--- Material to process ---

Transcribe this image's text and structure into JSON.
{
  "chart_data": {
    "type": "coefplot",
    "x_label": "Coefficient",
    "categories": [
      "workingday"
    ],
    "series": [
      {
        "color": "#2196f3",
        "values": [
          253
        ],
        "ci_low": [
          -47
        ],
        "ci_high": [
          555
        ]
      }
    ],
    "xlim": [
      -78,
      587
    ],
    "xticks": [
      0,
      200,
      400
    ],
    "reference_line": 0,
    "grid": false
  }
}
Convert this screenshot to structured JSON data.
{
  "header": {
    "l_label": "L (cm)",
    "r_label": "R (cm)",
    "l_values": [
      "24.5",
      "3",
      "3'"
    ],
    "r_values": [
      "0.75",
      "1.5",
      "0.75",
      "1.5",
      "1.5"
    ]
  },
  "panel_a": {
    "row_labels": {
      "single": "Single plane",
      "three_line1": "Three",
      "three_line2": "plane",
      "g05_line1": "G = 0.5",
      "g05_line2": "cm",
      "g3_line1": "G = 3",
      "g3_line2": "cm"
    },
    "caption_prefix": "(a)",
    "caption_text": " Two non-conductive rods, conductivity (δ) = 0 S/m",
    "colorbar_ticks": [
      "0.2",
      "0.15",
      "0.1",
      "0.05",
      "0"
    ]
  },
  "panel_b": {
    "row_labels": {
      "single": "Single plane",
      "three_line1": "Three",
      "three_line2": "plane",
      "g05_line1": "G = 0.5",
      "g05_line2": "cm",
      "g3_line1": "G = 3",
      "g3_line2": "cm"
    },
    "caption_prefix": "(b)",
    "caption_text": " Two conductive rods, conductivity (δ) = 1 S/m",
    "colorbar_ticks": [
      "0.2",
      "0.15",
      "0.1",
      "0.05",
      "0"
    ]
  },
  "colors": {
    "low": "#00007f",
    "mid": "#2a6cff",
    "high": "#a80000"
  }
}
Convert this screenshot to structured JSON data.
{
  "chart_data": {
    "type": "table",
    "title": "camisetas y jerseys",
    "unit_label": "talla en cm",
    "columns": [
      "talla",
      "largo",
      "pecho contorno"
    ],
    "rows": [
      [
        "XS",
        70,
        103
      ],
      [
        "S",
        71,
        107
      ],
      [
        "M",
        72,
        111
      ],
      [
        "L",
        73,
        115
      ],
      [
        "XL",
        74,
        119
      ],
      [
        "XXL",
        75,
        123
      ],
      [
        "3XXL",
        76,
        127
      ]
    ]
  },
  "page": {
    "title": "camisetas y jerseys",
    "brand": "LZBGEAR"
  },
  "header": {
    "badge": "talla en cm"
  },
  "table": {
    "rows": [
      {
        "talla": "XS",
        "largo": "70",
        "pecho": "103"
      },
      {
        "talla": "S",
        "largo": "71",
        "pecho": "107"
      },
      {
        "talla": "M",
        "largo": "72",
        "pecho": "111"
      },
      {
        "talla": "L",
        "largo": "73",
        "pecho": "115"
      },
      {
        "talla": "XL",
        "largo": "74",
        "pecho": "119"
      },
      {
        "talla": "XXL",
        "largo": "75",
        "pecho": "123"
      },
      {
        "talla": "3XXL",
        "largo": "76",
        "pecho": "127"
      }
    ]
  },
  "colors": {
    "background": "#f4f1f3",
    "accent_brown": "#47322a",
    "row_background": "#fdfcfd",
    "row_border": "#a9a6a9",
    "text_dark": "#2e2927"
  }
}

---

● **Exercise brief**:
Return all lines containing "talla".

● **Expected answer**:
    "unit_label": "talla en cm",
      "talla",
    "badge": "talla en cm"
        "talla": "XS",
        "talla": "S",
        "talla": "M",
        "talla": "L",
        "talla": "XL",
        "talla": "XXL",
        "talla": "3XXL",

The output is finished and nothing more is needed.